- REQUEST
Your task is to output all the records below, word for word.

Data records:
(begin)

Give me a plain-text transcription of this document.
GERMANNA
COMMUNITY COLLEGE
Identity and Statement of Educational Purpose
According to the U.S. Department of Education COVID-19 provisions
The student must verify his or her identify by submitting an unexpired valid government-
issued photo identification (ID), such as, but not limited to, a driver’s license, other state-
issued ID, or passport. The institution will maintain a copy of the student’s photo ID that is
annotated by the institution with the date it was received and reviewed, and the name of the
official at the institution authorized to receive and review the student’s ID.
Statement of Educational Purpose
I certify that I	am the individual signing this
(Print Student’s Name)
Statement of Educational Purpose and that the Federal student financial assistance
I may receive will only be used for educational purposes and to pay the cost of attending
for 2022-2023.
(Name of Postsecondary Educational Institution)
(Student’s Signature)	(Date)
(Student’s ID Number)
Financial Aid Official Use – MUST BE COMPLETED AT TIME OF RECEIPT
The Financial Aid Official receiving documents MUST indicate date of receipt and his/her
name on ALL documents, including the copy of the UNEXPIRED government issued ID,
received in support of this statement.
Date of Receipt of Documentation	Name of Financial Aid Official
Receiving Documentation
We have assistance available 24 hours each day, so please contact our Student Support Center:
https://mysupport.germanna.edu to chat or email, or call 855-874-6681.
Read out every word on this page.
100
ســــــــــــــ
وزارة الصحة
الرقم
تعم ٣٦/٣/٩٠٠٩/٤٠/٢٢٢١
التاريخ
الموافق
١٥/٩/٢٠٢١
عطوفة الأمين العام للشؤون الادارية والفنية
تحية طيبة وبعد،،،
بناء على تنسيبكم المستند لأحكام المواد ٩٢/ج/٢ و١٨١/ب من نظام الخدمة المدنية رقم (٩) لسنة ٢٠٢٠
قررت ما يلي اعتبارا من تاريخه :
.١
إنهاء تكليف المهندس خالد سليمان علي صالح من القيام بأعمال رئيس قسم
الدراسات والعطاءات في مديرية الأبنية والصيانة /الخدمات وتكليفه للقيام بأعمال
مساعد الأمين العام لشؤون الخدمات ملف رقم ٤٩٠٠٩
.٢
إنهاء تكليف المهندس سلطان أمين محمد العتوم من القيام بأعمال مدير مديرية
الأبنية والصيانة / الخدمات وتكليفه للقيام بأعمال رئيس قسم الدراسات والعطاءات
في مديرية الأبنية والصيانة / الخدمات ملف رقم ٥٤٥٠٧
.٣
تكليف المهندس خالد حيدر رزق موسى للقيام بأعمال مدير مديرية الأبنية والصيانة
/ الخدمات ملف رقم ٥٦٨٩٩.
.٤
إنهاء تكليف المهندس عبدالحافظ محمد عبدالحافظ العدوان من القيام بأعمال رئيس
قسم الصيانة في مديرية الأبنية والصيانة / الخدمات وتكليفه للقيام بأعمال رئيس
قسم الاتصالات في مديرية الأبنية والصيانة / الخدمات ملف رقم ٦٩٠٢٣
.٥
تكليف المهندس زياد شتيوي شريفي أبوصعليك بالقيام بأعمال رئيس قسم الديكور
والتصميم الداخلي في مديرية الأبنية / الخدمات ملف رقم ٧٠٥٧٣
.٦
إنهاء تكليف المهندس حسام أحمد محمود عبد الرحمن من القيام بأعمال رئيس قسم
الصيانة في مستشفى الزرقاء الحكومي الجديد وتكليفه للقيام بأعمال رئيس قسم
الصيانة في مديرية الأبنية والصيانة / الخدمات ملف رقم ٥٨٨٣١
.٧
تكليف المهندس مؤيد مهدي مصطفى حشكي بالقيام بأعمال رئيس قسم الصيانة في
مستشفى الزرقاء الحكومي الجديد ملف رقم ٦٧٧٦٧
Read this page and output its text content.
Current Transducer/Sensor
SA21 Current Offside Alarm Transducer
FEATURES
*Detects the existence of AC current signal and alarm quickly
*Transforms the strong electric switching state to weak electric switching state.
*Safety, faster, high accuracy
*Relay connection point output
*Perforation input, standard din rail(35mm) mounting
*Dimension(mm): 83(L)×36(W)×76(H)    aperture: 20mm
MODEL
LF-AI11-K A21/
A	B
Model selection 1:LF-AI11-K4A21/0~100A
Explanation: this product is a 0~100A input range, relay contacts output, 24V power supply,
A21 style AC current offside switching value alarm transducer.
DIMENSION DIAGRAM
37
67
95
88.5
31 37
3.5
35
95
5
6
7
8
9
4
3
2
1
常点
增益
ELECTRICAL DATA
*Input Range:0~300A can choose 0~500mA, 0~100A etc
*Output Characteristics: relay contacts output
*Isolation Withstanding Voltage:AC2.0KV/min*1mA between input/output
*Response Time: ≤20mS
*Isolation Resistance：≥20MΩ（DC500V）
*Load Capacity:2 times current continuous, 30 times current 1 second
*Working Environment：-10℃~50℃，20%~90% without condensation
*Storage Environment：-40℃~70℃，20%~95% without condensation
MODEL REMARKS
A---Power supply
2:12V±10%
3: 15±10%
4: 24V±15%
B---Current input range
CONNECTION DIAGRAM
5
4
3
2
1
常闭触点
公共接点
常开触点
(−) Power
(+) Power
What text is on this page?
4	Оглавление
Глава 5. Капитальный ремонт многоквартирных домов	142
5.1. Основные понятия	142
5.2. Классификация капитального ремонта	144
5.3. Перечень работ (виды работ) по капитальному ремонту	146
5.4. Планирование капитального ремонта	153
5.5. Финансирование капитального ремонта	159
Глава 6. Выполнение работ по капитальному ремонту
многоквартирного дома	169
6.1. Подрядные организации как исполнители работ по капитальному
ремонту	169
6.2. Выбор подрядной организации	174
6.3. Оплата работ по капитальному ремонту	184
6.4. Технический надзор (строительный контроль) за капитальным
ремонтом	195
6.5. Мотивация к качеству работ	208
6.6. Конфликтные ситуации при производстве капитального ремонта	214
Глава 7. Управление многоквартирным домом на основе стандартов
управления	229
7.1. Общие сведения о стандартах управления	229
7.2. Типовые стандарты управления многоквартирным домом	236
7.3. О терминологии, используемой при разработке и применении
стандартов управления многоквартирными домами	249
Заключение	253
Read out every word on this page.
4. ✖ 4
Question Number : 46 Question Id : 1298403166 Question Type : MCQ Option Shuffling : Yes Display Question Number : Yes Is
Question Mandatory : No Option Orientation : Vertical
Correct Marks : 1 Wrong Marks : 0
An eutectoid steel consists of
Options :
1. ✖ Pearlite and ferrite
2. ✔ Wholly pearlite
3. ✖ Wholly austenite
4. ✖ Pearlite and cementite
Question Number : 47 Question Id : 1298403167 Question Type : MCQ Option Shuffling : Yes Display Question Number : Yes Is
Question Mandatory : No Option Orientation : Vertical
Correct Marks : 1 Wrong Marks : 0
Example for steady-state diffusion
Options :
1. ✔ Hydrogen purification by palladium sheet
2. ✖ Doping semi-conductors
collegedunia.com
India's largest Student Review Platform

(end)

- OUTPUT OF THE TASK
Give me a plain-text transcription of this document.
GERMANNA
COMMUNITY COLLEGE
Identity and Statement of Educational Purpose
According to the U.S. Department of Education COVID-19 provisions
The student must verify his or her identify by submitting an unexpired valid government-
issued photo identification (ID), such as, but not limited to, a driver’s license, other state-
issued ID, or passport. The institution will maintain a copy of the student’s photo ID that is
annotated by the institution with the date it was received and reviewed, and the name of the
official at the institution authorized to receive and review the student’s ID.
Statement of Educational Purpose
I certify that I	am the individual signing this
(Print Student’s Name)
Statement of Educational Purpose and that the Federal student financial assistance
I may receive will only be used for educational purposes and to pay the cost of attending
for 2022-2023.
(Name of Postsecondary Educational Institution)
(Student’s Signature)	(Date)
(Student’s ID Number)
Financial Aid Official Use – MUST BE COMPLETED AT TIME OF RECEIPT
The Financial Aid Official receiving documents MUST indicate date of receipt and his/her
name on ALL documents, including the copy of the UNEXPIRED government issued ID,
received in support of this statement.
Date of Receipt of Documentation	Name of Financial Aid Official
Receiving Documentation
We have assistance available 24 hours each day, so please contact our Student Support Center:
https://mysupport.germanna.edu to chat or email, or call 855-874-6681.
Read out every word on this page.
100
ســــــــــــــ
وزارة الصحة
الرقم
تعم ٣٦/٣/٩٠٠٩/٤٠/٢٢٢١
التاريخ
الموافق
١٥/٩/٢٠٢١
عطوفة الأمين العام للشؤون الادارية والفنية
تحية طيبة وبعد،،،
بناء على تنسيبكم المستند لأحكام المواد ٩٢/ج/٢ و١٨١/ب من نظام الخدمة المدنية رقم (٩) لسنة ٢٠٢٠
قررت ما يلي اعتبارا من تاريخه :
.١
إنهاء تكليف المهندس خالد سليمان علي صالح من القيام بأعمال رئيس قسم
الدراسات والعطاءات في مديرية الأبنية والصيانة /الخدمات وتكليفه للقيام بأعمال
مساعد الأمين العام لشؤون الخدمات ملف رقم ٤٩٠٠٩
.٢
إنهاء تكليف المهندس سلطان أمين محمد العتوم من القيام بأعمال مدير مديرية
الأبنية والصيانة / الخدمات وتكليفه للقيام بأعمال رئيس قسم الدراسات والعطاءات
في مديرية الأبنية والصيانة / الخدمات ملف رقم ٥٤٥٠٧
.٣
تكليف المهندس خالد حيدر رزق موسى للقيام بأعمال مدير مديرية الأبنية والصيانة
/ الخدمات ملف رقم ٥٦٨٩٩.
.٤
إنهاء تكليف المهندس عبدالحافظ محمد عبدالحافظ العدوان من القيام بأعمال رئيس
قسم الصيانة في مديرية الأبنية والصيانة / الخدمات وتكليفه للقيام بأعمال رئيس
قسم الاتصالات في مديرية الأبنية والصيانة / الخدمات ملف رقم ٦٩٠٢٣
.٥
تكليف المهندس زياد شتيوي شريفي أبوصعليك بالقيام بأعمال رئيس قسم الديكور
والتصميم الداخلي في مديرية الأبنية / الخدمات ملف رقم ٧٠٥٧٣
.٦
إنهاء تكليف المهندس حسام أحمد محمود عبد الرحمن من القيام بأعمال رئيس قسم
الصيانة في مستشفى الزرقاء الحكومي الجديد وتكليفه للقيام بأعمال رئيس قسم
الصيانة في مديرية الأبنية والصيانة / الخدمات ملف رقم ٥٨٨٣١
.٧
تكليف المهندس مؤيد مهدي مصطفى حشكي بالقيام بأعمال رئيس قسم الصيانة في
مستشفى الزرقاء الحكومي الجديد ملف رقم ٦٧٧٦٧
Read this page and output its text content.
Current Transducer/Sensor
SA21 Current Offside Alarm Transducer
FEATURES
*Detects the existence of AC current signal and alarm quickly
*Transforms the strong electric switching state to weak electric switching state.
*Safety, faster, high accuracy
*Relay connection point output
*Perforation input, standard din rail(35mm) mounting
*Dimension(mm): 83(L)×36(W)×76(H)    aperture: 20mm
MODEL
LF-AI11-K A21/
A	B
Model selection 1:LF-AI11-K4A21/0~100A
Explanation: this product is a 0~100A input range, relay contacts output, 24V power supply,
A21 style AC current offside switching value alarm transducer.
DIMENSION DIAGRAM
37
67
95
88.5
31 37
3.5
35
95
5
6
7
8
9
4
3
2
1
常点
增益
ELECTRICAL DATA
*Input Range:0~300A can choose 0~500mA, 0~100A etc
*Output Characteristics: relay contacts output
*Isolation Withstanding Voltage:AC2.0KV/min*1mA between input/output
*Response Time: ≤20mS
*Isolation Resistance：≥20MΩ（DC500V）
*Load Capacity:2 times current continuous, 30 times current 1 second
*Working Environment：-10℃~50℃，20%~90% without condensation
*Storage Environment：-40℃~70℃，20%~95% without condensation
MODEL REMARKS
A---Power supply
2:12V±10%
3: 15±10%
4: 24V±15%
B---Current input range
CONNECTION DIAGRAM
5
4
3
2
1
常闭触点
公共接点
常开触点
(−) Power
(+) Power
What text is on this page?
4	Оглавление
Глава 5. Капитальный ремонт многоквартирных домов	142
5.1. Основные понятия	142
5.2. Классификация капитального ремонта	144
5.3. Перечень работ (виды работ) по капитальному ремонту	146
5.4. Планирование капитального ремонта	153
5.5. Финансирование капитального ремонта	159
Глава 6. Выполнение работ по капитальному ремонту
многоквартирного дома	169
6.1. Подрядные организации как исполнители работ по капитальному
ремонту	169
6.2. Выбор подрядной организации	174
6.3. Оплата работ по капитальному ремонту	184
6.4. Технический надзор (строительный контроль) за капитальным
ремонтом	195
6.5. Мотивация к качеству работ	208
6.6. Конфликтные ситуации при производстве капитального ремонта	214
Глава 7. Управление многоквартирным домом на основе стандартов
управления	229
7.1. Общие сведения о стандартах управления	229
7.2. Типовые стандарты управления многоквартирным домом	236
7.3. О терминологии, используемой при разработке и применении
стандартов управления многоквартирными домами	249
Заключение	253
Read out every word on this page.
4. ✖ 4
Question Number : 46 Question Id : 1298403166 Question Type : MCQ Option Shuffling : Yes Display Question Number : Yes Is
Question Mandatory : No Option Orientation : Vertical
Correct Marks : 1 Wrong Marks : 0
An eutectoid steel consists of
Options :
1. ✖ Pearlite and ferrite
2. ✔ Wholly pearlite
3. ✖ Wholly austenite
4. ✖ Pearlite and cementite
Question Number : 47 Question Id : 1298403167 Question Type : MCQ Option Shuffling : Yes Display Question Number : Yes Is
Question Mandatory : No Option Orientation : Vertical
Correct Marks : 1 Wrong Marks : 0
Example for steady-state diffusion
Options :
1. ✔ Hydrogen purification by palladium sheet
2. ✖ Doping semi-conductors
collegedunia.com
India's largest Student Review Platform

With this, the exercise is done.